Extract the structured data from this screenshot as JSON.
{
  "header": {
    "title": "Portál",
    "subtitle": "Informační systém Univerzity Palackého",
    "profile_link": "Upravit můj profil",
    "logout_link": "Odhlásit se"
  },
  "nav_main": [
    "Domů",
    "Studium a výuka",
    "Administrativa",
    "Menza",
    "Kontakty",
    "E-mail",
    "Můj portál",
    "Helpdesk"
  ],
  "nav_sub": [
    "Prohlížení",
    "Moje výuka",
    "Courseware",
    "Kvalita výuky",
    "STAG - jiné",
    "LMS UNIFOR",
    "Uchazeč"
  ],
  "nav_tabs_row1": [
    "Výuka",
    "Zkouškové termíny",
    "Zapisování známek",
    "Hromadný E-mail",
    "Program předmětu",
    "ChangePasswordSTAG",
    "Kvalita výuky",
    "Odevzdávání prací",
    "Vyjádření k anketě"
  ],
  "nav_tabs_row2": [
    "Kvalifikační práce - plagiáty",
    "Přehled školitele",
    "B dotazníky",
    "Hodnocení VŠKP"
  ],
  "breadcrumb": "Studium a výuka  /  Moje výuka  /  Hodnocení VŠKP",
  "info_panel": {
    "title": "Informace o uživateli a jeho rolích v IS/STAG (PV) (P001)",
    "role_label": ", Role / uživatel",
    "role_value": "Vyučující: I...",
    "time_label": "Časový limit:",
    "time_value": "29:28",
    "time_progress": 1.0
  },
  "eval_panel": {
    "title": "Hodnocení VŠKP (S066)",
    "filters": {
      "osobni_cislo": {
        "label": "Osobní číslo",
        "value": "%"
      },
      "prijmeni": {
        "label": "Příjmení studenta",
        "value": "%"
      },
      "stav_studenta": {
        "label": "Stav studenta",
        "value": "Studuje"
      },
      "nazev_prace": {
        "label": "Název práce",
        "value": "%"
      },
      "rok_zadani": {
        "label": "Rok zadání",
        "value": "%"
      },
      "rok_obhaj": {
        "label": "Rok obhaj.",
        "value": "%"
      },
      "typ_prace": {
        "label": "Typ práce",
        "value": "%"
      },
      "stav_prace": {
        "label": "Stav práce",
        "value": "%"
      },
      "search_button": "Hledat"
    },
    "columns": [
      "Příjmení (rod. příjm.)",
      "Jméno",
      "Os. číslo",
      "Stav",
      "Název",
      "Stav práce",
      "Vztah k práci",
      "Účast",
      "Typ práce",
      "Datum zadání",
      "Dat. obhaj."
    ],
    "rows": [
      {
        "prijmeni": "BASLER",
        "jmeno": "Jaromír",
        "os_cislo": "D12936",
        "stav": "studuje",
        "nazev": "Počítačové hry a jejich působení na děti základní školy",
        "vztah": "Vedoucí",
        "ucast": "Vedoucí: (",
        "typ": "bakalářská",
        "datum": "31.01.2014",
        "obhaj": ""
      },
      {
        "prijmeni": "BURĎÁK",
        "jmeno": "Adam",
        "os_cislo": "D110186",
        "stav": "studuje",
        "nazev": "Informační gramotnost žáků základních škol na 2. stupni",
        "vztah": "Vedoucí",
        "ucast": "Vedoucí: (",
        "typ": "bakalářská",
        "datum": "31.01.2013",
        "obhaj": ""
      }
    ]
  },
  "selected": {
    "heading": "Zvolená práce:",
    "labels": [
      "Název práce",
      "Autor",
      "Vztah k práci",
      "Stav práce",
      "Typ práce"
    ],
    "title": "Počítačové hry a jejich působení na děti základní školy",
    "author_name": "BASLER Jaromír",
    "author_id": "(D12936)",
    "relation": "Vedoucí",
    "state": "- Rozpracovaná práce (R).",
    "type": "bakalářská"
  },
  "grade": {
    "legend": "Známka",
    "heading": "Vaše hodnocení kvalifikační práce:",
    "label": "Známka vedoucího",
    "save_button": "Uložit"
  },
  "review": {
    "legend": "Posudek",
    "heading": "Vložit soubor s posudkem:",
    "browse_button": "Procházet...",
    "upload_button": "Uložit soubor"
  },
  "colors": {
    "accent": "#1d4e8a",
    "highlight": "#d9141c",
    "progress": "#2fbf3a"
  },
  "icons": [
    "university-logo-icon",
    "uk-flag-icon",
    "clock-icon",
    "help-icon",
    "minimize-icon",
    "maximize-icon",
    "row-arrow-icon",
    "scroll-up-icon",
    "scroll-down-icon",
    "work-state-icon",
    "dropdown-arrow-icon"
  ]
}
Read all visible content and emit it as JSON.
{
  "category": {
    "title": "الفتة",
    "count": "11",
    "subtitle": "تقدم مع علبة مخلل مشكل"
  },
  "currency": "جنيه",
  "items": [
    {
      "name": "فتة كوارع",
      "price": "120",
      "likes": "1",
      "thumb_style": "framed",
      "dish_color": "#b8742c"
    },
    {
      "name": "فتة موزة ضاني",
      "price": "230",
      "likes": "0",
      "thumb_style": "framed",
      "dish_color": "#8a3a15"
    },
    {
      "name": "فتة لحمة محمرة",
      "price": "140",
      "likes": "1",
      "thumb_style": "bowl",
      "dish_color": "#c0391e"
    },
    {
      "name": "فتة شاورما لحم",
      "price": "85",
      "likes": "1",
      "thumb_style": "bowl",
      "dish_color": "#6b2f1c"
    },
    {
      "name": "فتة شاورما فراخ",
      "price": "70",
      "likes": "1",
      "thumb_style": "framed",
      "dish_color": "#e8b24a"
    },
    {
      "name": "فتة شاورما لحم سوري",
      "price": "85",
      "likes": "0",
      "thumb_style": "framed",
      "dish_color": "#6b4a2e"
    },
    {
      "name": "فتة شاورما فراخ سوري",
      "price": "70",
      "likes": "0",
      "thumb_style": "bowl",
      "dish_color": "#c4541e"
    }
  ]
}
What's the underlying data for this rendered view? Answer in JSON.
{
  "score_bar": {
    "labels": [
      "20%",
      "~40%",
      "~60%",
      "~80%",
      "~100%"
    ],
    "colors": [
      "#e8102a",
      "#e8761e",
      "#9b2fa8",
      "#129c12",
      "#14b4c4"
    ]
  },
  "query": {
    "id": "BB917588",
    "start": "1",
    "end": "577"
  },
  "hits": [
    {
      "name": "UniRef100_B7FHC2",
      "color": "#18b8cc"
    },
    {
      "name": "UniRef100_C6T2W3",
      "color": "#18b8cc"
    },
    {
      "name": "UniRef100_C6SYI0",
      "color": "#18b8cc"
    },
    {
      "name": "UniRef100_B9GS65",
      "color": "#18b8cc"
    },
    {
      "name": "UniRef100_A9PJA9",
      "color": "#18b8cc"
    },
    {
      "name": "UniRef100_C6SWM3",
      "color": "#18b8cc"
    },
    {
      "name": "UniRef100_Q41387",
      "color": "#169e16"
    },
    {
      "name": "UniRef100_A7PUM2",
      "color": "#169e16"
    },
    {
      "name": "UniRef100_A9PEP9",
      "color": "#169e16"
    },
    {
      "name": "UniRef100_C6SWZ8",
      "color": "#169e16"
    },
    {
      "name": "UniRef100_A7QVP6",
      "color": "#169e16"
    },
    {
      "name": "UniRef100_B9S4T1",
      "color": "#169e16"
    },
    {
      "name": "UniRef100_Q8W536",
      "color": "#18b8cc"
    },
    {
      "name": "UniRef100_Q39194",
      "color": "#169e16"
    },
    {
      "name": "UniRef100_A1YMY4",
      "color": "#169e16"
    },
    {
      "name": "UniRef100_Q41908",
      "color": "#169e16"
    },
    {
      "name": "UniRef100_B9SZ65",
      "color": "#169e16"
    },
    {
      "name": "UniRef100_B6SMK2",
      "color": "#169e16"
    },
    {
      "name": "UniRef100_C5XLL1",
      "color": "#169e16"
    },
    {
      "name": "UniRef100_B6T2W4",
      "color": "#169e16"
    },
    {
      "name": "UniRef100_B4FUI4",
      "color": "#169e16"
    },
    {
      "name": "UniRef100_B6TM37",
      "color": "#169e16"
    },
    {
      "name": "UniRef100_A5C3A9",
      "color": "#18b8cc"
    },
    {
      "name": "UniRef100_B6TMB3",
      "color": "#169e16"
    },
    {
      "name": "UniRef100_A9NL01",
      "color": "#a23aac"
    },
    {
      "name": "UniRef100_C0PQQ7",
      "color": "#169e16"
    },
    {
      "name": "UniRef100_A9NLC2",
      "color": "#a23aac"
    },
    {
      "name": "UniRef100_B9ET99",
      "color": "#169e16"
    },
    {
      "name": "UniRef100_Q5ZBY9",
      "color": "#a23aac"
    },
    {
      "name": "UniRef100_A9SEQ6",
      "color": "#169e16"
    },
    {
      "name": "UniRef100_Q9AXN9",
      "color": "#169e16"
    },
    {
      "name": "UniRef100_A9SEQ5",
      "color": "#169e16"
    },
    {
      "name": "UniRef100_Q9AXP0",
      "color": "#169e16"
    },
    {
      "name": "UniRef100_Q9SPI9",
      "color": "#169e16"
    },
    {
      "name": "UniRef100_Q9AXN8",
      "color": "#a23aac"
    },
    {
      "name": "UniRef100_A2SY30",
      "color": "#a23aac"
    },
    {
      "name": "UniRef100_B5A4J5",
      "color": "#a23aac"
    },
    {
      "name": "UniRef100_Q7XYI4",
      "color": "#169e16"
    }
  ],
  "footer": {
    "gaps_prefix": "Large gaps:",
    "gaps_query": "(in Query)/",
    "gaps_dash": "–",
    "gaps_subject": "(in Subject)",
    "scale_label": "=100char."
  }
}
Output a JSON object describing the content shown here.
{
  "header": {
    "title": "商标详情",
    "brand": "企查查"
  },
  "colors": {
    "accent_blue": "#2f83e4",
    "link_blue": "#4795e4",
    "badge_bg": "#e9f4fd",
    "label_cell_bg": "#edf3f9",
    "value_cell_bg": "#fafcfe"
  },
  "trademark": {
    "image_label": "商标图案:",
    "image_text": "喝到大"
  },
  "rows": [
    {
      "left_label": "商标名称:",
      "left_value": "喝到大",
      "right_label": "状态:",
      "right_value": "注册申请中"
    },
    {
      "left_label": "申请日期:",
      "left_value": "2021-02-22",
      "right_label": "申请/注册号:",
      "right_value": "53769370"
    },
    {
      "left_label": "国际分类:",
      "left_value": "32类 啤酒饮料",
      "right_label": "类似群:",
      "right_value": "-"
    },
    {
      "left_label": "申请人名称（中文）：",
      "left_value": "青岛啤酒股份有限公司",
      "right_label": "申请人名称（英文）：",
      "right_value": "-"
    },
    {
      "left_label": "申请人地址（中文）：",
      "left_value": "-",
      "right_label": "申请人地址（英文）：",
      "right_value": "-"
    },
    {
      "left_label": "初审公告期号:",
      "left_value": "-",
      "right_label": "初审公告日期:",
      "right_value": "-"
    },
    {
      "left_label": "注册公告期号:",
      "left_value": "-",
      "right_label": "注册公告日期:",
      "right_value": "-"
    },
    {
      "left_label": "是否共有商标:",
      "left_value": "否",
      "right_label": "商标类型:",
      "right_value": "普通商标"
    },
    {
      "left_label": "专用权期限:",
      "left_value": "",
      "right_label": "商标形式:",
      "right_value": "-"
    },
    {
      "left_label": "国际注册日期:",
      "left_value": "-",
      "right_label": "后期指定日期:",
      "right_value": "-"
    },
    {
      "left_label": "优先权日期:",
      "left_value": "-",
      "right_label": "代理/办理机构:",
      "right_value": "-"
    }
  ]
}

● **Instruction**: Lines containing "شاورما" are to be counted. State the total and add nothing.

● **Response**: 4